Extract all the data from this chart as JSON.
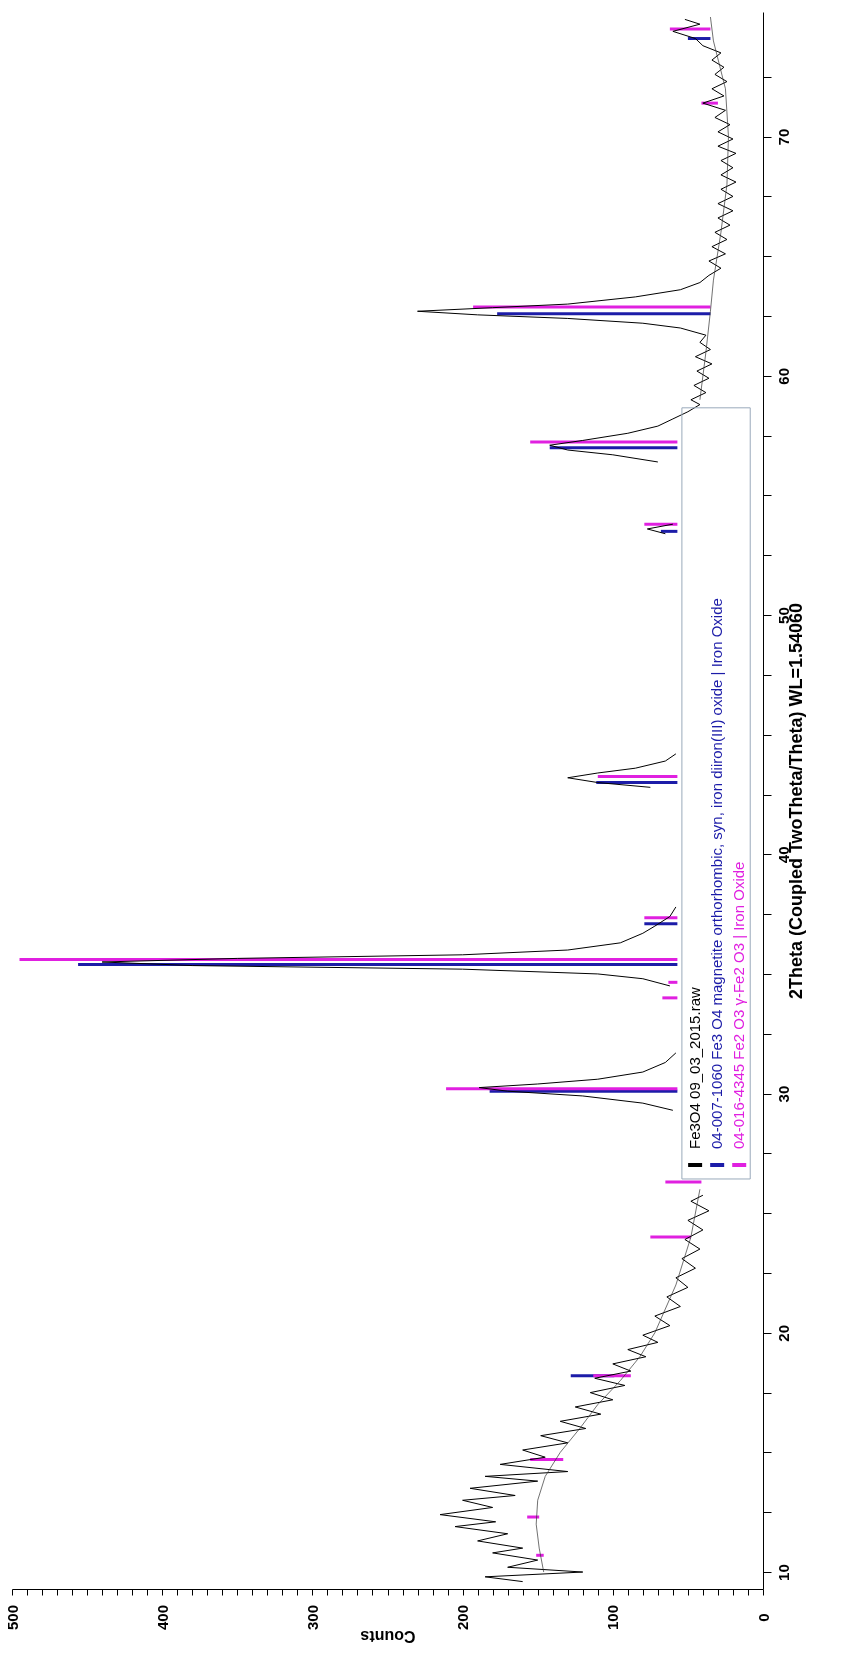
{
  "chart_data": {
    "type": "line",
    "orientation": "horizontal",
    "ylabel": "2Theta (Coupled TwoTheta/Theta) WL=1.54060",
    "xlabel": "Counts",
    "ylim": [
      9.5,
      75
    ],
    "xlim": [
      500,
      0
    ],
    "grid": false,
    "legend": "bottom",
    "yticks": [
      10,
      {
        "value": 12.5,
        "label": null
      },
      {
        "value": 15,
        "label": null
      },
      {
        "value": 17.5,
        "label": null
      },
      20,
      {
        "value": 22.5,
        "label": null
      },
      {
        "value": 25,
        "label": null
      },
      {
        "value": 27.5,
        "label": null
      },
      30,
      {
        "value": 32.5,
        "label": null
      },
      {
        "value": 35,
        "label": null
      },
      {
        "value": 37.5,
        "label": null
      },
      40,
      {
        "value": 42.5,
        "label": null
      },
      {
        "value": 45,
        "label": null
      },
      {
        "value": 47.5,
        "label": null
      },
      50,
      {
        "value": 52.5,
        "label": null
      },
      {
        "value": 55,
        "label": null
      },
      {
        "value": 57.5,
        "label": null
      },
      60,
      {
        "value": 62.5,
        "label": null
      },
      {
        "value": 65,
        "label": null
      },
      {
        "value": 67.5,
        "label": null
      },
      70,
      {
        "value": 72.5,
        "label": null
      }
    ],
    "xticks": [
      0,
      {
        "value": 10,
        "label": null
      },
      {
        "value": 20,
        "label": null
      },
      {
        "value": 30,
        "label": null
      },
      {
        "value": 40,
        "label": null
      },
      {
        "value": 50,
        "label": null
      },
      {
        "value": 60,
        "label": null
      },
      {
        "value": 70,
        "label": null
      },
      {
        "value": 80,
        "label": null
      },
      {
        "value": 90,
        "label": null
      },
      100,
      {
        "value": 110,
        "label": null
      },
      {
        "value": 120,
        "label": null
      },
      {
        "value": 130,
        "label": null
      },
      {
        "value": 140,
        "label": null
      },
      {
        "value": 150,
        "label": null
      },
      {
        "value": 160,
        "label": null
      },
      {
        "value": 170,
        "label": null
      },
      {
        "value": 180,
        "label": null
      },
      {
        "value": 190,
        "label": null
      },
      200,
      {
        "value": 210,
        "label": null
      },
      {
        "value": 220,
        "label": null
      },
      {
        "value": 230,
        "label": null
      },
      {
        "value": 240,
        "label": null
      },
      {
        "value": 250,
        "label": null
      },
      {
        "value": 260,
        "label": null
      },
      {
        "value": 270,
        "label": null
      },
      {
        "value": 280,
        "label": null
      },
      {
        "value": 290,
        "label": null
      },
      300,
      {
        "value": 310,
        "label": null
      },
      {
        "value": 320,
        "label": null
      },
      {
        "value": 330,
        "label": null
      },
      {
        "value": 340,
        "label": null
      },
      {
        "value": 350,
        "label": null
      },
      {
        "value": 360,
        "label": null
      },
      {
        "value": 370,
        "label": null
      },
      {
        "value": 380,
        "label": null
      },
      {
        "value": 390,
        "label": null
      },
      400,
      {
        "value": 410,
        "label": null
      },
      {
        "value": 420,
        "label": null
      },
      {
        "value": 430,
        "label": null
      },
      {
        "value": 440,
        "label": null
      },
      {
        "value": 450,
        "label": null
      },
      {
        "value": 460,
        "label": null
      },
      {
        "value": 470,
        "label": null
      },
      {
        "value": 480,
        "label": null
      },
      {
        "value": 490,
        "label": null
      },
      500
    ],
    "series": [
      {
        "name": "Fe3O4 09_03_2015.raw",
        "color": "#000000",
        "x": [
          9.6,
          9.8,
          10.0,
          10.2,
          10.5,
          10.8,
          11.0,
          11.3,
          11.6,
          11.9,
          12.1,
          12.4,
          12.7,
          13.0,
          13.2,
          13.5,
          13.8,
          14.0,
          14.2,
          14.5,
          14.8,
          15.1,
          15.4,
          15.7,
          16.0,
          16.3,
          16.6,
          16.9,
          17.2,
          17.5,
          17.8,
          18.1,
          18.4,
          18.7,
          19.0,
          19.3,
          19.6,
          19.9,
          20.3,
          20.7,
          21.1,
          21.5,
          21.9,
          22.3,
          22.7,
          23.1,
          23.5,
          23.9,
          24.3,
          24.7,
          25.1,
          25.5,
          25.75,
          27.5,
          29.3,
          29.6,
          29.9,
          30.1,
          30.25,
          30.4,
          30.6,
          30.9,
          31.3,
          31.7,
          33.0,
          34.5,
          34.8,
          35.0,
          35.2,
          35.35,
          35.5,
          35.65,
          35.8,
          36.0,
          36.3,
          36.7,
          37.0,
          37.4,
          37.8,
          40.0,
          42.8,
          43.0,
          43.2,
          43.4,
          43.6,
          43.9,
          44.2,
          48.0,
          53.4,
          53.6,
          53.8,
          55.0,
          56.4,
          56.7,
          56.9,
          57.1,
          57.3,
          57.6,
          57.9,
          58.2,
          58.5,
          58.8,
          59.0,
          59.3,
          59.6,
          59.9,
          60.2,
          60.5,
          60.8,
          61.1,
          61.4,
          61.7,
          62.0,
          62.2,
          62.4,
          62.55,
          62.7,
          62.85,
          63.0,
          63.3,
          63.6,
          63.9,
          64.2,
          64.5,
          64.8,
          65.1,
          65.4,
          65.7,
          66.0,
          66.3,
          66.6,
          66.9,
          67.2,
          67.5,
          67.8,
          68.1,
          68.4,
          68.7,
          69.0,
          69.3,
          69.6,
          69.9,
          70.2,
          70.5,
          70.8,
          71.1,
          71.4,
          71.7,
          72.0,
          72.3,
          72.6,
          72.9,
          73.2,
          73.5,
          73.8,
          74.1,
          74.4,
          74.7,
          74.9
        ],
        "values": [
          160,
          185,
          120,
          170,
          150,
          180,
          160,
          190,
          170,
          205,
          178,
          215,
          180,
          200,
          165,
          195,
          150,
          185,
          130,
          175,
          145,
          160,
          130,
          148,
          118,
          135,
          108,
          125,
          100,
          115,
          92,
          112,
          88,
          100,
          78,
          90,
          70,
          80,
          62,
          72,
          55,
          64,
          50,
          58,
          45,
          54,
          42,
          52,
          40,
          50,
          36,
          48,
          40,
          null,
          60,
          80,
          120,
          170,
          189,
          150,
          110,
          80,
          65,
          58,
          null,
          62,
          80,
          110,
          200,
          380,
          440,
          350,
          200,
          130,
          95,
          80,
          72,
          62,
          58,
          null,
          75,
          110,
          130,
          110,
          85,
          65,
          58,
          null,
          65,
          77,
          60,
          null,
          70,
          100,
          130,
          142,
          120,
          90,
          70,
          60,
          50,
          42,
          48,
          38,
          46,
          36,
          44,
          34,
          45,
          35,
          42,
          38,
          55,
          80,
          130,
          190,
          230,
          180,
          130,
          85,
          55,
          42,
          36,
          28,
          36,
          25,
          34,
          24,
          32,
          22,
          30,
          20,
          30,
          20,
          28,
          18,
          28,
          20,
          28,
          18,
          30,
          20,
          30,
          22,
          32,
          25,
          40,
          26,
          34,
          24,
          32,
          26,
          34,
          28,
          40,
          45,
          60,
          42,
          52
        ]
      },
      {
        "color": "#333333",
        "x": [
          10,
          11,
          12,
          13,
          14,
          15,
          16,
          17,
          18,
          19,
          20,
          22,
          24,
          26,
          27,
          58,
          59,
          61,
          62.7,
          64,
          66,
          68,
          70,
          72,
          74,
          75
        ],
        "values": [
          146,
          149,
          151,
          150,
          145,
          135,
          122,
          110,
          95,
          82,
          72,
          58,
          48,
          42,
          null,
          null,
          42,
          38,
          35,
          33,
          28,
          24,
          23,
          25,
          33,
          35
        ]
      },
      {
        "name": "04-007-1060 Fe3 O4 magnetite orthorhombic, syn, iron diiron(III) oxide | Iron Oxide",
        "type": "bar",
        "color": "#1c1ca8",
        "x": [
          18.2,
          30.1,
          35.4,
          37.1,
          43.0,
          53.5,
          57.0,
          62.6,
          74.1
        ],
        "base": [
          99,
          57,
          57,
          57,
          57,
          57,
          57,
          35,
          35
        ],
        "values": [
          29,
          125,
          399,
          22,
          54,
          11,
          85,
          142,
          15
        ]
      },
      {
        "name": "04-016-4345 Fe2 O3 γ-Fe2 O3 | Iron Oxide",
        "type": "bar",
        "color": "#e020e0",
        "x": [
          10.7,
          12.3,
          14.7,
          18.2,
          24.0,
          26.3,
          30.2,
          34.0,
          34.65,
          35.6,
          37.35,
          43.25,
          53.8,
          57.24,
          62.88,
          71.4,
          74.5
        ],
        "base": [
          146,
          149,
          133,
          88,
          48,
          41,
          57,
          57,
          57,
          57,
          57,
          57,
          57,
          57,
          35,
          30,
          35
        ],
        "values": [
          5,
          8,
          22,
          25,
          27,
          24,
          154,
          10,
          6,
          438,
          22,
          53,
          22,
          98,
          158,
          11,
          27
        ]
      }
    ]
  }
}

• • • • • • •

▸ **What this task involves**:
Return every line in the listing that contains the word "Iron".

▸ **Answer to the task**:
        "name": "04-007-1060 Fe3 O4 magnetite orthorhombic, syn, iron diiron(III) oxide | Iron Oxide",
        "name": "04-016-4345 Fe2 O3 γ-Fe2 O3 | Iron Oxide",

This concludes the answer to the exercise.